TASK INPUTS -
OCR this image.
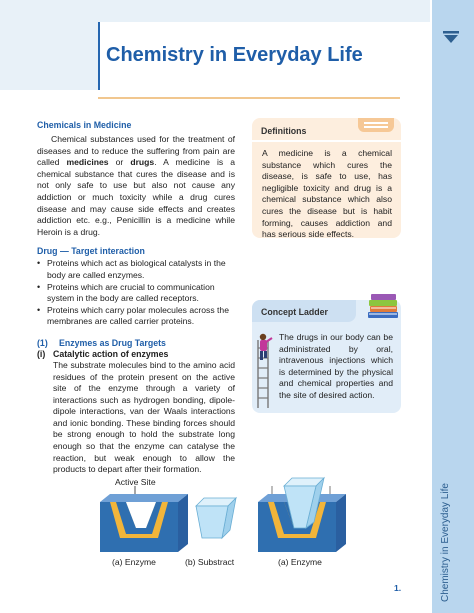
Chemistry in Everyday Life
Chemistry in Everyday Life
Chemicals in Medicine

Chemical substances used for the treatment of diseases and to reduce the suffering from pain are called medicines or drugs. A medicine is a chemical substance that cures the disease and is not only safe to use but also not cause any addiction or much toxicity while a drug cures disease and may cause side effects and creates addiction etc. e.g., Penicillin is a medicine while Heroin is a drug.

Drug — Target interaction
• Proteins which act as biological catalysts in the body are called enzymes.
• Proteins which are crucial to communication system in the body are called receptors.
• Proteins which carry polar molecules across the membranes are called carrier proteins.
(1) Enzymes as Drug Targets
(i) Catalytic action of enzymes

The substrate molecules bind to the amino acid residues of the protein present on the active site of the enzyme through a variety of interactions such as hydrogen bonding, dipole-dipole interactions, van der Waals interactions and ionic bonding. These binding forces should be strong enough to hold the substrate long enough so that the enzyme can catalyse the reaction, but weak enough to allow the products to depart after their formation.

Definitions
A medicine is a chemical substance which cures the disease, is safe to use, has negligible toxicity and drug is a chemical substance which also cures the disease but is habit forming, causes addiction and has serious side effects.
Concept Ladder
The drugs in our body can be administrated by oral, intravenous injections which is determined by the physical and chemical properties and the site of desired action.
Active Site
(a) Enzyme	(b) Substract	(a) Enzyme
1.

EXERCISE DETAILS -
What lines in the material above hold the string "body"? List them.

RESPONSE FOR THIS EXERCISE -
• Proteins which act as biological catalysts in the body are called enzymes.
• Proteins which are crucial to communication system in the body are called receptors.
The drugs in our body can be administrated by oral, intravenous injections which is determined by the physical and chemical properties and the site of desired action.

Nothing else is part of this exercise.